Example: making a banner half-size

A 2400×800 banner, want 1200×400 for mobile. Percentage mode, 50%. Done.

When to combine with other tools

  • Need a different format too? Resize first, then run through the format converter.
  • Want to compress as well? Resize first, then through the compressor — combined output is much smaller.
  • Need square crops with subject preservation? Use the cropper before the resizer.

Common mistakes

Pixels mode on mixed-size batches. Stretches portraits and squashes landscapes. Use fit-within for mixed-aspect input.

Trying to upscale dramatically. Bilinear / Lanczos resampling can’t invent detail. A 200×200 input upscaled to 1000×1000 looks blurry no matter the filter. For real upscaling, use an AI upscaler (super-resolution).

Forgetting aspect lock for pixels mode. Without it, changing width doesn’t change height — and vice versa — so you end up with stretched images. Lock is on by default.

Resizing PNG screenshots to JPEG dimensions. The output stays PNG (since source was PNG). If you wanted JPEG, change format separately.

_Exercise data_
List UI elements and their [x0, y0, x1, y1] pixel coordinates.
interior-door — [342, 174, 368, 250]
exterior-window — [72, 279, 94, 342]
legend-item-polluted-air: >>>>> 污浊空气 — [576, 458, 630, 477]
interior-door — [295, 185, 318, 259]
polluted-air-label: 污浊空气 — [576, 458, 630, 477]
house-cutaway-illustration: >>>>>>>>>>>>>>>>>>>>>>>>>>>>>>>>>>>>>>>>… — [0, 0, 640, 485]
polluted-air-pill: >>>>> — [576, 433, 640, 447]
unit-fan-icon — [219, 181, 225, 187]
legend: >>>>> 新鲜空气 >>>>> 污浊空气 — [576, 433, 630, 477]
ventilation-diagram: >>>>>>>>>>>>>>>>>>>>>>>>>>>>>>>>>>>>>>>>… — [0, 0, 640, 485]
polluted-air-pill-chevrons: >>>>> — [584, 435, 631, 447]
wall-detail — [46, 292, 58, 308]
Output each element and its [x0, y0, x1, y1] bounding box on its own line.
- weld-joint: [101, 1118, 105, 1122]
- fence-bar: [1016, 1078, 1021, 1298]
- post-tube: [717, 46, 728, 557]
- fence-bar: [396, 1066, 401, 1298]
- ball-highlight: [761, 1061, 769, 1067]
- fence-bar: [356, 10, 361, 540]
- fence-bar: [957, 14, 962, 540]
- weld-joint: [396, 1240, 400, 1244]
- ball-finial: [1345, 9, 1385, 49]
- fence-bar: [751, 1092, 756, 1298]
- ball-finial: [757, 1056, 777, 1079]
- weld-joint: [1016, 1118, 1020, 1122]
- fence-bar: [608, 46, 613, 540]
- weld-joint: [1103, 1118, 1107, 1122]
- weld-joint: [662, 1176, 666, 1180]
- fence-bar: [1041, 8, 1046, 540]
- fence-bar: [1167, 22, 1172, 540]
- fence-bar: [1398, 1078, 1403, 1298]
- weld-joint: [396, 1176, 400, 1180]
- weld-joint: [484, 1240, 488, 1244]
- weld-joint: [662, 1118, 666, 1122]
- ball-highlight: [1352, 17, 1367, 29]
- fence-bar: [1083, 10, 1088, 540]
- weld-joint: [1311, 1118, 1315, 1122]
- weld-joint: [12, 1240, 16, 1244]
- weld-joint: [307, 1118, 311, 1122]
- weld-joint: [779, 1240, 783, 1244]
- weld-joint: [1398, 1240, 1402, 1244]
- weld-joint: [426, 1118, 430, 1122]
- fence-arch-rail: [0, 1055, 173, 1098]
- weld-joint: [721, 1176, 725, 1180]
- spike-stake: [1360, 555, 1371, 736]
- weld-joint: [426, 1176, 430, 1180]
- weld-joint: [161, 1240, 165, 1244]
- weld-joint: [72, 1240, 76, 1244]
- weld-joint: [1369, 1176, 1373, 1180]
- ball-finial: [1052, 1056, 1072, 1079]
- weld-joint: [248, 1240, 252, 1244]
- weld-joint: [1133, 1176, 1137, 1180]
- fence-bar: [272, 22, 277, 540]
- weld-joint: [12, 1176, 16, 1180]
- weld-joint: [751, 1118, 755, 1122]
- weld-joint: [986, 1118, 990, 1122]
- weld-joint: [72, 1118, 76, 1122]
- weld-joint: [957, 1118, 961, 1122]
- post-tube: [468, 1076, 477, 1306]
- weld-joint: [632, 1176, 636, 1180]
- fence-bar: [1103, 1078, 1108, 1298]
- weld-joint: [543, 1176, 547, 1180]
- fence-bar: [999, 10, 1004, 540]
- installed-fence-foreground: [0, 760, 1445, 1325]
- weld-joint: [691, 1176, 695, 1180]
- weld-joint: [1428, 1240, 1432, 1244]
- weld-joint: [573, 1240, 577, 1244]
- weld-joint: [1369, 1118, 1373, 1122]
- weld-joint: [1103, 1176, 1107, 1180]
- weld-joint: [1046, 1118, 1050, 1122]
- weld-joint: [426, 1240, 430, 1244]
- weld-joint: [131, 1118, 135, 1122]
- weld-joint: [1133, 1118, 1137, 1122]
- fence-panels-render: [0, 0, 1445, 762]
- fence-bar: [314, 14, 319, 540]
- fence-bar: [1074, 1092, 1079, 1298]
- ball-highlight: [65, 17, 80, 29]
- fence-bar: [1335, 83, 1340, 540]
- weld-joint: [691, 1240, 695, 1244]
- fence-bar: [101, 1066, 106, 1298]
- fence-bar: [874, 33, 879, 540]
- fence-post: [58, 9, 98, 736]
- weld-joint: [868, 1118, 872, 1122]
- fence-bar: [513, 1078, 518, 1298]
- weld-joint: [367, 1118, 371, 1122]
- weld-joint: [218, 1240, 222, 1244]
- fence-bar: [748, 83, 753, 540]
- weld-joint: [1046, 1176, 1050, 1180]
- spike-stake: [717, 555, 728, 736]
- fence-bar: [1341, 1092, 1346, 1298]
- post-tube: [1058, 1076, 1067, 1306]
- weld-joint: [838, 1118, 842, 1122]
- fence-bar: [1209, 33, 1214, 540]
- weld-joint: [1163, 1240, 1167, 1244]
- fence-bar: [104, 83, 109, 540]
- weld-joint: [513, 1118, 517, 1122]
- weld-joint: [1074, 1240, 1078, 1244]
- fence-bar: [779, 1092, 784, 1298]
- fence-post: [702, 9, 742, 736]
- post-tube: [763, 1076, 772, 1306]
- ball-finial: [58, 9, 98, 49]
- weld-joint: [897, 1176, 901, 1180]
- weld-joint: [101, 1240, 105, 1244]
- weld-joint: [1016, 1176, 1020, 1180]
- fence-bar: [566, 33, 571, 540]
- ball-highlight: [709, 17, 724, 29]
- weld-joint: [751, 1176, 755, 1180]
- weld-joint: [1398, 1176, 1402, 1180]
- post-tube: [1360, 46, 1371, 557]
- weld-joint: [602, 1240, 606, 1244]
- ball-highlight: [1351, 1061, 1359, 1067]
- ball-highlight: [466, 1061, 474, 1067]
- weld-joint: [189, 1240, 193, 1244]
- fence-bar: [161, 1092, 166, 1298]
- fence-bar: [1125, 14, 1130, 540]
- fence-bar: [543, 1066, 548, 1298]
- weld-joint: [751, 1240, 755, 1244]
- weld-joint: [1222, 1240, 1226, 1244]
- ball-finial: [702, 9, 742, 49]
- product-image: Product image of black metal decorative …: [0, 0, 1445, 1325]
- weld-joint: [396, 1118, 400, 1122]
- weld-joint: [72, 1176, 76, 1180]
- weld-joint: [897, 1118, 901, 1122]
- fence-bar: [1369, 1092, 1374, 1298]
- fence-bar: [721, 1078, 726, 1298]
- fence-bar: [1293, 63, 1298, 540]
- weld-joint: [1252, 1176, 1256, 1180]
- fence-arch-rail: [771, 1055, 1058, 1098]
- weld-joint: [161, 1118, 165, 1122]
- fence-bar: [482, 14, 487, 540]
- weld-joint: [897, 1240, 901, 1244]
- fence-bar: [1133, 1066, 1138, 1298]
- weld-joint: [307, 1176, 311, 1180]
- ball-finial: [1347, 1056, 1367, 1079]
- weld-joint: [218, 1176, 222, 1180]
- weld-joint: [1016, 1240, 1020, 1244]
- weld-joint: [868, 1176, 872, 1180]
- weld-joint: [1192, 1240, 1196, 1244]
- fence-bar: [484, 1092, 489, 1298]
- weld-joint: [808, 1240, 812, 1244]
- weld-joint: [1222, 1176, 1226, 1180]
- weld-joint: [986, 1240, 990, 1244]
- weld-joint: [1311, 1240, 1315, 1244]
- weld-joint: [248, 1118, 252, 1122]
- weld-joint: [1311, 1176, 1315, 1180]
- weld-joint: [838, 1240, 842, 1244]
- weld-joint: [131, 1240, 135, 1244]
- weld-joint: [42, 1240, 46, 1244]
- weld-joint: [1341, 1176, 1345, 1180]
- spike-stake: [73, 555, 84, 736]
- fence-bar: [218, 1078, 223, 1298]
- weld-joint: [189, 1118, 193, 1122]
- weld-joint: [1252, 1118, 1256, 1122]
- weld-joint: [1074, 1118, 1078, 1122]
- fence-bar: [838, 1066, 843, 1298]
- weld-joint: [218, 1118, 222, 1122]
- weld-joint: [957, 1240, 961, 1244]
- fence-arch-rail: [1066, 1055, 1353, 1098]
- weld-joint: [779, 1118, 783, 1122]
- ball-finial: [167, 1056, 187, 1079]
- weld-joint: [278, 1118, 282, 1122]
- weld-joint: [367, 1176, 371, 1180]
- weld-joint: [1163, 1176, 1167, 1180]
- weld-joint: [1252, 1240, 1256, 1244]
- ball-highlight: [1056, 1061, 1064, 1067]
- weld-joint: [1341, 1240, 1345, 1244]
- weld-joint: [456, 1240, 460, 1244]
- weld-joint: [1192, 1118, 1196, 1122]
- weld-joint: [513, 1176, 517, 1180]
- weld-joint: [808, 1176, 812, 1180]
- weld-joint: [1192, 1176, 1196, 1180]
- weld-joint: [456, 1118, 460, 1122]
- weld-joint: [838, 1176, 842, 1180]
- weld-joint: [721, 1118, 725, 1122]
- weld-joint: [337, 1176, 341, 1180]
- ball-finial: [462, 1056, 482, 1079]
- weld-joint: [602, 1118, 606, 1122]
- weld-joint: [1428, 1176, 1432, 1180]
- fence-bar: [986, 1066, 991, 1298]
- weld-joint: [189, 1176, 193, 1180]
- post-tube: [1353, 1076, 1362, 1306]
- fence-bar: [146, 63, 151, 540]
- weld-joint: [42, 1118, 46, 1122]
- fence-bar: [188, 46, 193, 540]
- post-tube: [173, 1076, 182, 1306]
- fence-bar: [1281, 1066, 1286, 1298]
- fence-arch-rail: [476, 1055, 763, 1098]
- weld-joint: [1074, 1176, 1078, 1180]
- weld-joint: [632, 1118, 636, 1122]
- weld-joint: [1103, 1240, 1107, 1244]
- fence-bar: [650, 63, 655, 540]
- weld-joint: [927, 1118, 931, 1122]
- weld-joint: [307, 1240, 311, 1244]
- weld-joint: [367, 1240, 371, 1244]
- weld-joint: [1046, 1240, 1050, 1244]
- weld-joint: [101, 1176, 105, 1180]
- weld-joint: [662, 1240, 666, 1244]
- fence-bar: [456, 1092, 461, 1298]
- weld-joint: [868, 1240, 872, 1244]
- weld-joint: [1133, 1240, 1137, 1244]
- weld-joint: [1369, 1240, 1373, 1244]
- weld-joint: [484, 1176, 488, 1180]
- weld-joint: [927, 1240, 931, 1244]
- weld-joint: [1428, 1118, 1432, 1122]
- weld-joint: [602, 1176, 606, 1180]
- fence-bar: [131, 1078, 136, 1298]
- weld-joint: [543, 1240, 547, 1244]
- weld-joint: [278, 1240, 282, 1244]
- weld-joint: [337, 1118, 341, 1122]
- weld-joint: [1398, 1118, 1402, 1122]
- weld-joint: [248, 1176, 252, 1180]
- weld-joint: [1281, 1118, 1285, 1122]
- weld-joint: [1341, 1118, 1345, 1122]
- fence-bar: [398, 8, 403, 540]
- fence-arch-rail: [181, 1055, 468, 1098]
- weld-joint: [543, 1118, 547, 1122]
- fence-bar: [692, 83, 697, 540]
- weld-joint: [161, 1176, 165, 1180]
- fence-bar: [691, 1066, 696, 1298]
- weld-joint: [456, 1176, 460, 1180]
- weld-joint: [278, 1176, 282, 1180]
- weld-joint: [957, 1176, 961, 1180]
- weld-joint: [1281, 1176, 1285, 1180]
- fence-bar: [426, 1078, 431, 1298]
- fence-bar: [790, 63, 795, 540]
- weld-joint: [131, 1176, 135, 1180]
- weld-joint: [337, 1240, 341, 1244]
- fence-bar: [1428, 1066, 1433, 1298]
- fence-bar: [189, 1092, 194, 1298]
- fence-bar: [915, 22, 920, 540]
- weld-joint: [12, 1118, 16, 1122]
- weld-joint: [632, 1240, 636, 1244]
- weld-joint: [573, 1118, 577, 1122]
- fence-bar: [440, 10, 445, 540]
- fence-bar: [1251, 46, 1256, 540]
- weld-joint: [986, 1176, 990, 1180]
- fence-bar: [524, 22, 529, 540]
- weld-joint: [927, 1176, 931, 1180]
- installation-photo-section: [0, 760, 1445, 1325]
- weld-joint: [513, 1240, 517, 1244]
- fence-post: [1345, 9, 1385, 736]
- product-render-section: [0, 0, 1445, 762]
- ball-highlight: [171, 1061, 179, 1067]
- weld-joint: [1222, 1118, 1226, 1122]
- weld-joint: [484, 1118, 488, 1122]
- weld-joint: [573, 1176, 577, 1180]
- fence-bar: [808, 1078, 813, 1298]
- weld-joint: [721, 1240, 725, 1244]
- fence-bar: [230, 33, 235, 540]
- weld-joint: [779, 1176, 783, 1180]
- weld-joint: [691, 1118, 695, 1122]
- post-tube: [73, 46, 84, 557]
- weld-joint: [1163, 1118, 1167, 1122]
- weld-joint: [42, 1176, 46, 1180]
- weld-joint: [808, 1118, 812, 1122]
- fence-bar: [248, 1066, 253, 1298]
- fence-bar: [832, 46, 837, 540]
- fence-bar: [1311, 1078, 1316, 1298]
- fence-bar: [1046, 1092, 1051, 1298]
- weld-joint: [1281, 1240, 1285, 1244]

_Task set_
**a)** Answer these questions from the resizing guide:
(i) What percentage turns the 2400×800 banner into a 1200×400 one?
(ii) Which tool should come before the resizer when square crops with subject preservation are needed?
(iii) Is aspect lock on or off by default?
**b)** Copy the resizing guide from "Forgetting aspect lock" up to and including "on by default.".
**c)** Write the next part of the resizing guide, picking up after its last sentence.

_Answers in order_
**a)**
(i) 50%
(ii) The cropper
(iii) On

**b)**
Forgetting aspect lock for pixels mode. Without it, changing width doesn’t change height — and vice versa — so you end up with stretched images. Lock is on by default.

**c)**
What this tool does not do

It doesn’t change format. Output stays in the source’s format. Use the image format converter to switch.

It doesn’t crop. To select a region of the source, use the image cropper first, then resize the crop.

It doesn’t rotate. EXIF orientation flags are respected by createImageBitmap automatically; manual rotation isn’t supported here.

It doesn’t batch-tag with custom names. Output filenames follow <original>-WxH.<ext>. For custom naming patterns, scripting is your friend.

It doesn’t upload anywhere. Resize and zip both run client-side.

Frequently asked questions

What's the difference between the three modes?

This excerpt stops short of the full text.